= Written exercise =
Each line containing the word "JSON" must be reported.

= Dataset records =
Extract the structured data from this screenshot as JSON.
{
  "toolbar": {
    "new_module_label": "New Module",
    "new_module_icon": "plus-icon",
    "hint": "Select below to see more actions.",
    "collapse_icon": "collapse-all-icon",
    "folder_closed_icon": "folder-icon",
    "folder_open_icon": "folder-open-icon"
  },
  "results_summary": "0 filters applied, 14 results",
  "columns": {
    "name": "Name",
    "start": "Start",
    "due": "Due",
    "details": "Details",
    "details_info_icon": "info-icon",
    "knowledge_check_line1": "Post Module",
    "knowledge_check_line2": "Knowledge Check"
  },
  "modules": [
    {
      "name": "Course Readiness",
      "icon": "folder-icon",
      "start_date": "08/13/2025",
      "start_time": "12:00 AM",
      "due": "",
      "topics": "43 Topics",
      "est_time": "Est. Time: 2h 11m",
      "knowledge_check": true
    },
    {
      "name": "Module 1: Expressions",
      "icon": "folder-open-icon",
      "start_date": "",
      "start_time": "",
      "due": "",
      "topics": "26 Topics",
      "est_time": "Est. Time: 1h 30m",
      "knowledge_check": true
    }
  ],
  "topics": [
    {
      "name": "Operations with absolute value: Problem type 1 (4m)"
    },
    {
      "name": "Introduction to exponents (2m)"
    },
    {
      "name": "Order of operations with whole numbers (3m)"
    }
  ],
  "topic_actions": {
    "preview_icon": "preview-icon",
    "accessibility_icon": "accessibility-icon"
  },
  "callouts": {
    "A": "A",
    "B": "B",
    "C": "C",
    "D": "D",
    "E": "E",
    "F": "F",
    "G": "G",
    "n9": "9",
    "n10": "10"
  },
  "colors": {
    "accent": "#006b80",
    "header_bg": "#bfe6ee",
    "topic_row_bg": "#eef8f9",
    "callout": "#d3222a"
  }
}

* * *

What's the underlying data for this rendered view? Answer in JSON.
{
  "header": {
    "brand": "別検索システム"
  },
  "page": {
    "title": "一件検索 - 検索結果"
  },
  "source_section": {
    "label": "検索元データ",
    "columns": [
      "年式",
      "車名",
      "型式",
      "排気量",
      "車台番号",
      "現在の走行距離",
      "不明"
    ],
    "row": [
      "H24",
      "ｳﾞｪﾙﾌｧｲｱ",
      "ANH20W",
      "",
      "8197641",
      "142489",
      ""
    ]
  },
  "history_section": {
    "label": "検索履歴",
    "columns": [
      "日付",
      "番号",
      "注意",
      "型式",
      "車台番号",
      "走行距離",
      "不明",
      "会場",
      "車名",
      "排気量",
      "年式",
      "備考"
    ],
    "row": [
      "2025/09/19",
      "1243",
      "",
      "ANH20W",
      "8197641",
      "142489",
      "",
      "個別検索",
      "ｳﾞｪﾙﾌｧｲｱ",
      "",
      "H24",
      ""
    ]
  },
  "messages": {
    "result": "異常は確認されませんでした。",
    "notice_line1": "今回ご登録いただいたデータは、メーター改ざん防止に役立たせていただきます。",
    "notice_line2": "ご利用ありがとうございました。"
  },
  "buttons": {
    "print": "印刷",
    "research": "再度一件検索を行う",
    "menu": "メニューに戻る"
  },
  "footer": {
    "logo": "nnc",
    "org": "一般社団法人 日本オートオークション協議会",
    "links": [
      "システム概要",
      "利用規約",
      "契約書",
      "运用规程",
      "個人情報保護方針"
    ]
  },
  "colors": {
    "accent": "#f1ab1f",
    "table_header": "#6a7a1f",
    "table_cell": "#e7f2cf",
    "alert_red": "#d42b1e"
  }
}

= Answer to the task =
Extract the structured data from this screenshot as JSON.
What's the underlying data for this rendered view? Answer in JSON.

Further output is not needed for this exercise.